Exercise aim ▸ Pull out every line below containing the word "style".

Input rows ▸

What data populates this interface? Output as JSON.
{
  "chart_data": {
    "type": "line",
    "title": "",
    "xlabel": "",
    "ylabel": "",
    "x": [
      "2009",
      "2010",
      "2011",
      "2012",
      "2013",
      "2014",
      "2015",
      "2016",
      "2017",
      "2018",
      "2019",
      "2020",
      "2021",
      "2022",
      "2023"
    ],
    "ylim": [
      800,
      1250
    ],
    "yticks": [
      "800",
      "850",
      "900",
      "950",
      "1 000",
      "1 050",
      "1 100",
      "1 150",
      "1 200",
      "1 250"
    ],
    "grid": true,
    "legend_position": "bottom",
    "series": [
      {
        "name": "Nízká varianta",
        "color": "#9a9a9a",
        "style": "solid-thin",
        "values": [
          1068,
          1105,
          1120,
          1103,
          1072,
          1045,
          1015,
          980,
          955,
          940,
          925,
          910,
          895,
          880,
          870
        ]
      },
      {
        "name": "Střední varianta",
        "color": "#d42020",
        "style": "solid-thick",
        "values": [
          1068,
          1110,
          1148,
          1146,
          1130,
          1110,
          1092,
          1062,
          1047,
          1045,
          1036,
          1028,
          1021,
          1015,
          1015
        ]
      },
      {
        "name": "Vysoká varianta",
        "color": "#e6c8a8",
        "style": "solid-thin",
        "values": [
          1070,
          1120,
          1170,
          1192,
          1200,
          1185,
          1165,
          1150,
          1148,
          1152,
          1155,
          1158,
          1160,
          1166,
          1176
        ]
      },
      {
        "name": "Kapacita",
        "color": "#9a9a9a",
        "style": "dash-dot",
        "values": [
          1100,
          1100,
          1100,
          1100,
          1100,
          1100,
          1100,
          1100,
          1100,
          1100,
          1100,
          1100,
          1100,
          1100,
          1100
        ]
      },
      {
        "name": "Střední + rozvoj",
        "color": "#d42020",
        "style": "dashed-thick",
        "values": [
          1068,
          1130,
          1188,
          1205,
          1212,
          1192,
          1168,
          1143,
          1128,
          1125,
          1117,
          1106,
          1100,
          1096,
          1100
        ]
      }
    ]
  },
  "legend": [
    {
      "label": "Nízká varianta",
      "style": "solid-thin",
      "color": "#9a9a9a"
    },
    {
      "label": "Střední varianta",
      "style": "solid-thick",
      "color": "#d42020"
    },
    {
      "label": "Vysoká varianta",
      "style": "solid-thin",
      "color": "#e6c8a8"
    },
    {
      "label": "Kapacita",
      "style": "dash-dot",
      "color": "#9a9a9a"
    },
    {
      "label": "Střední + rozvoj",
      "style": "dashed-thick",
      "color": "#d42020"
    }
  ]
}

Solution to this task ▸
        "style": "solid-thin",
        "style": "solid-thick",
        "style": "solid-thin",
        "style": "dash-dot",
        "style": "dashed-thick",
      "style": "solid-thin",
      "style": "solid-thick",
      "style": "solid-thin",
      "style": "dash-dot",
      "style": "dashed-thick",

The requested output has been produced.